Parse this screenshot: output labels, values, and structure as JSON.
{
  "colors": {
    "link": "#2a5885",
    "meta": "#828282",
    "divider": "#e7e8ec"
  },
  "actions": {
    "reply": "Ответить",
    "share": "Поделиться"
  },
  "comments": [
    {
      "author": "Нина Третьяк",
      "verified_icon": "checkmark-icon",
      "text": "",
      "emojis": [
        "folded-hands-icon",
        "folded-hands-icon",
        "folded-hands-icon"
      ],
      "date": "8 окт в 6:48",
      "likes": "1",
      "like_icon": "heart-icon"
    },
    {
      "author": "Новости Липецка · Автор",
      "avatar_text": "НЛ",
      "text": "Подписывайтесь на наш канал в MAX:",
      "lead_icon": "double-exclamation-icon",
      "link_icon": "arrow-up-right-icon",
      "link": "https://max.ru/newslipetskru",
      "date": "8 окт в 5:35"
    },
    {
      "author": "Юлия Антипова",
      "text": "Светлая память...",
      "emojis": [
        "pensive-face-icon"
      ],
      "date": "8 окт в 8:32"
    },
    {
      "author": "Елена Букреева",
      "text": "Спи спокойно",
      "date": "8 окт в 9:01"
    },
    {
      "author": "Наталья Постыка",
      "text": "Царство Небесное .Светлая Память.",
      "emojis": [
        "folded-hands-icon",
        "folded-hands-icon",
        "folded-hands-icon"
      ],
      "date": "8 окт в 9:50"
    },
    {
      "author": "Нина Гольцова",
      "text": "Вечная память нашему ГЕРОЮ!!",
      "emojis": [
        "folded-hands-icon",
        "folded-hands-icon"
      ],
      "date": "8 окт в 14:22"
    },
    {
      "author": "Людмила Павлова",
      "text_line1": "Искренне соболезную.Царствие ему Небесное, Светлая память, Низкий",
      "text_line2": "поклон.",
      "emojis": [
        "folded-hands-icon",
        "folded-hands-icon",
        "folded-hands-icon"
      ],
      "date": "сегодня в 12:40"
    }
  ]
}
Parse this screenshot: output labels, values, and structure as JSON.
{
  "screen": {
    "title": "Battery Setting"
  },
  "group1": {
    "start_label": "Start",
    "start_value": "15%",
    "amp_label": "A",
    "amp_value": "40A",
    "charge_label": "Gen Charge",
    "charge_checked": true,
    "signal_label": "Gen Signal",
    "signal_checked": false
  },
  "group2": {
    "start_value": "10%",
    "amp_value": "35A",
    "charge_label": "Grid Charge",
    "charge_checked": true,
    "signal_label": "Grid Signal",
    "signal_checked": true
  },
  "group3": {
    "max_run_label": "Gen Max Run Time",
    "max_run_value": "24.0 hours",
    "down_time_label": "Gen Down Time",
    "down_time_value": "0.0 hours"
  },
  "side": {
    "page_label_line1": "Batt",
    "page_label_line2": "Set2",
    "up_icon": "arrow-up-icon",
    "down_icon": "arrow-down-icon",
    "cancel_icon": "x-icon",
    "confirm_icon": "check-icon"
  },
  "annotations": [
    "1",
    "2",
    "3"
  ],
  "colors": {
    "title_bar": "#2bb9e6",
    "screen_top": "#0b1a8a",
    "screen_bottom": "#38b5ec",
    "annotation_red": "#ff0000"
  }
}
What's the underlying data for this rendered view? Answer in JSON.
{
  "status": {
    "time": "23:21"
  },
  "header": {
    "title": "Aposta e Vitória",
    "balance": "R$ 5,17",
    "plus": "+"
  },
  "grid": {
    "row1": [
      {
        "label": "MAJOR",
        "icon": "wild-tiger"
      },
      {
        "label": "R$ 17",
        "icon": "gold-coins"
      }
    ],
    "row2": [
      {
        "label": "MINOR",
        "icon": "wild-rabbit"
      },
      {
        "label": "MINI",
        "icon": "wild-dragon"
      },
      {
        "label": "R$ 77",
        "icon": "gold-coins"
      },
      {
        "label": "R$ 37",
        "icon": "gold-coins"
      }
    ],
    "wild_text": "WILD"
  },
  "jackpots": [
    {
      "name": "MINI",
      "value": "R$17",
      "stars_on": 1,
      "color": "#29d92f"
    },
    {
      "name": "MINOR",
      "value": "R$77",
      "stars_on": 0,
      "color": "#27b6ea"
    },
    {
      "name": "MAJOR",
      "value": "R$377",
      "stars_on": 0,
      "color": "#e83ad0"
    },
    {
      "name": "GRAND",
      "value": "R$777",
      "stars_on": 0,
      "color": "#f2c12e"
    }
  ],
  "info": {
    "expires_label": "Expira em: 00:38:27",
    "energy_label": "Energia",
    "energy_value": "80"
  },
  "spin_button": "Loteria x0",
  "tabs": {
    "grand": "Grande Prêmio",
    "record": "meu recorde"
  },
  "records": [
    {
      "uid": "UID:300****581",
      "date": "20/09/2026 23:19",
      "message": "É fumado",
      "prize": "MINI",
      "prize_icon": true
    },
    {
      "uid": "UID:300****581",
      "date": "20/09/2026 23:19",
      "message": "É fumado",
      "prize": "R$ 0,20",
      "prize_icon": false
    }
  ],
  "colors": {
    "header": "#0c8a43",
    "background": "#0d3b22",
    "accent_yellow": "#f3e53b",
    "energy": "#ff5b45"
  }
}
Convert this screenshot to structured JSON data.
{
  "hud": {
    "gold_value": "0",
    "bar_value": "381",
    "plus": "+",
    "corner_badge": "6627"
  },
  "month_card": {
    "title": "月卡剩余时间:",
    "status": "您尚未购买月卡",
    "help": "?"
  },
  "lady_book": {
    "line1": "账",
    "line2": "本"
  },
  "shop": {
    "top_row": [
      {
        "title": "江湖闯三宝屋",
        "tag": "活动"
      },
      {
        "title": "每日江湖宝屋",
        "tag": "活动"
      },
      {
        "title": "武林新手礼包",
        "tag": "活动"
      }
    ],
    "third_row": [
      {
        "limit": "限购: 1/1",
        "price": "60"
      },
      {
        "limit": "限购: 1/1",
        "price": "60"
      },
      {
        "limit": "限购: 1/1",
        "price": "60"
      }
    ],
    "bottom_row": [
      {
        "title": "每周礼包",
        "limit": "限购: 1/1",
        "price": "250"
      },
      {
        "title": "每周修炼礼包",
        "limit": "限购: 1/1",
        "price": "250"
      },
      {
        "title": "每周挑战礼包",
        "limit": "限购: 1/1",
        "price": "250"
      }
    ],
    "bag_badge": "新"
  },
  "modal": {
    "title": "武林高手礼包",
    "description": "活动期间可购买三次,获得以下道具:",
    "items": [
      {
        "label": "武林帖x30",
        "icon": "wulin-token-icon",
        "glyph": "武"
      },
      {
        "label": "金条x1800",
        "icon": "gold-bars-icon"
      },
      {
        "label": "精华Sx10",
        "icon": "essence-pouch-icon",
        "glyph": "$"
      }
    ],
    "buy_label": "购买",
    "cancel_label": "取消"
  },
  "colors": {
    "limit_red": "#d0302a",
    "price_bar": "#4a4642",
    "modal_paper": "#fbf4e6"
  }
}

_Required task_: Write out all the entries exactly.

_Result below_:
Parse this screenshot: output labels, values, and structure as JSON.
{
  "colors": {
    "link": "#2a5885",
    "meta": "#828282",
    "divider": "#e7e8ec"
  },
  "actions": {
    "reply": "Ответить",
    "share": "Поделиться"
  },
  "comments": [
    {
      "author": "Нина Третьяк",
      "verified_icon": "checkmark-icon",
      "text": "",
      "emojis": [
        "folded-hands-icon",
        "folded-hands-icon",
        "folded-hands-icon"
      ],
      "date": "8 окт в 6:48",
      "likes": "1",
      "like_icon": "heart-icon"
    },
    {
      "author": "Новости Липецка · Автор",
      "avatar_text": "НЛ",
      "text": "Подписывайтесь на наш канал в MAX:",
      "lead_icon": "double-exclamation-icon",
      "link_icon": "arrow-up-right-icon",
      "link": "https://max.ru/newslipetskru",
      "date": "8 окт в 5:35"
    },
    {
      "author": "Юлия Антипова",
      "text": "Светлая память...",
      "emojis": [
        "pensive-face-icon"
      ],
      "date": "8 окт в 8:32"
    },
    {
      "author": "Елена Букреева",
      "text": "Спи спокойно",
      "date": "8 окт в 9:01"
    },
    {
      "author": "Наталья Постыка",
      "text": "Царство Небесное .Светлая Память.",
      "emojis": [
        "folded-hands-icon",
        "folded-hands-icon",
        "folded-hands-icon"
      ],
      "date": "8 окт в 9:50"
    },
    {
      "author": "Нина Гольцова",
      "text": "Вечная память нашему ГЕРОЮ!!",
      "emojis": [
        "folded-hands-icon",
        "folded-hands-icon"
      ],
      "date": "8 окт в 14:22"
    },
    {
      "author": "Людмила Павлова",
      "text_line1": "Искренне соболезную.Царствие ему Небесное, Светлая память, Низкий",
      "text_line2": "поклон.",
      "emojis": [
        "folded-hands-icon",
        "folded-hands-icon",
        "folded-hands-icon"
      ],
      "date": "сегодня в 12:40"
    }
  ]
}
Parse this screenshot: output labels, values, and structure as JSON.
{
  "screen": {
    "title": "Battery Setting"
  },
  "group1": {
    "start_label": "Start",
    "start_value": "15%",
    "amp_label": "A",
    "amp_value": "40A",
    "charge_label": "Gen Charge",
    "charge_checked": true,
    "signal_label": "Gen Signal",
    "signal_checked": false
  },
  "group2": {
    "start_value": "10%",
    "amp_value": "35A",
    "charge_label": "Grid Charge",
    "charge_checked": true,
    "signal_label": "Grid Signal",
    "signal_checked": true
  },
  "group3": {
    "max_run_label": "Gen Max Run Time",
    "max_run_value": "24.0 hours",
    "down_time_label": "Gen Down Time",
    "down_time_value": "0.0 hours"
  },
  "side": {
    "page_label_line1": "Batt",
    "page_label_line2": "Set2",
    "up_icon": "arrow-up-icon",
    "down_icon": "arrow-down-icon",
    "cancel_icon": "x-icon",
    "confirm_icon": "check-icon"
  },
  "annotations": [
    "1",
    "2",
    "3"
  ],
  "colors": {
    "title_bar": "#2bb9e6",
    "screen_top": "#0b1a8a",
    "screen_bottom": "#38b5ec",
    "annotation_red": "#ff0000"
  }
}
What's the underlying data for this rendered view? Answer in JSON.
{
  "status": {
    "time": "23:21"
  },
  "header": {
    "title": "Aposta e Vitória",
    "balance": "R$ 5,17",
    "plus": "+"
  },
  "grid": {
    "row1": [
      {
        "label": "MAJOR",
        "icon": "wild-tiger"
      },
      {
        "label": "R$ 17",
        "icon": "gold-coins"
      }
    ],
    "row2": [
      {
        "label": "MINOR",
        "icon": "wild-rabbit"
      },
      {
        "label": "MINI",
        "icon": "wild-dragon"
      },
      {
        "label": "R$ 77",
        "icon": "gold-coins"
      },
      {
        "label": "R$ 37",
        "icon": "gold-coins"
      }
    ],
    "wild_text": "WILD"
  },
  "jackpots": [
    {
      "name": "MINI",
      "value": "R$17",
      "stars_on": 1,
      "color": "#29d92f"
    },
    {
      "name": "MINOR",
      "value": "R$77",
      "stars_on": 0,
      "color": "#27b6ea"
    },
    {
      "name": "MAJOR",
      "value": "R$377",
      "stars_on": 0,
      "color": "#e83ad0"
    },
    {
      "name": "GRAND",
      "value": "R$777",
      "stars_on": 0,
      "color": "#f2c12e"
    }
  ],
  "info": {
    "expires_label": "Expira em: 00:38:27",
    "energy_label": "Energia",
    "energy_value": "80"
  },
  "spin_button": "Loteria x0",
  "tabs": {
    "grand": "Grande Prêmio",
    "record": "meu recorde"
  },
  "records": [
    {
      "uid": "UID:300****581",
      "date": "20/09/2026 23:19",
      "message": "É fumado",
      "prize": "MINI",
      "prize_icon": true
    },
    {
      "uid": "UID:300****581",
      "date": "20/09/2026 23:19",
      "message": "É fumado",
      "prize": "R$ 0,20",
      "prize_icon": false
    }
  ],
  "colors": {
    "header": "#0c8a43",
    "background": "#0d3b22",
    "accent_yellow": "#f3e53b",
    "energy": "#ff5b45"
  }
}
Convert this screenshot to structured JSON data.
{
  "hud": {
    "gold_value": "0",
    "bar_value": "381",
    "plus": "+",
    "corner_badge": "6627"
  },
  "month_card": {
    "title": "月卡剩余时间:",
    "status": "您尚未购买月卡",
    "help": "?"
  },
  "lady_book": {
    "line1": "账",
    "line2": "本"
  },
  "shop": {
    "top_row": [
      {
        "title": "江湖闯三宝屋",
        "tag": "活动"
      },
      {
        "title": "每日江湖宝屋",
        "tag": "活动"
      },
      {
        "title": "武林新手礼包",
        "tag": "活动"
      }
    ],
    "third_row": [
      {
        "limit": "限购: 1/1",
        "price": "60"
      },
      {
        "limit": "限购: 1/1",
        "price": "60"
      },
      {
        "limit": "限购: 1/1",
        "price": "60"
      }
    ],
    "bottom_row": [
      {
        "title": "每周礼包",
        "limit": "限购: 1/1",
        "price": "250"
      },
      {
        "title": "每周修炼礼包",
        "limit": "限购: 1/1",
        "price": "250"
      },
      {
        "title": "每周挑战礼包",
        "limit": "限购: 1/1",
        "price": "250"
      }
    ],
    "bag_badge": "新"
  },
  "modal": {
    "title": "武林高手礼包",
    "description": "活动期间可购买三次,获得以下道具:",
    "items": [
      {
        "label": "武林帖x30",
        "icon": "wulin-token-icon",
        "glyph": "武"
      },
      {
        "label": "金条x1800",
        "icon": "gold-bars-icon"
      },
      {
        "label": "精华Sx10",
        "icon": "essence-pouch-icon",
        "glyph": "$"
      }
    ],
    "buy_label": "购买",
    "cancel_label": "取消"
  },
  "colors": {
    "limit_red": "#d0302a",
    "price_bar": "#4a4642",
    "modal_paper": "#fbf4e6"
  }
}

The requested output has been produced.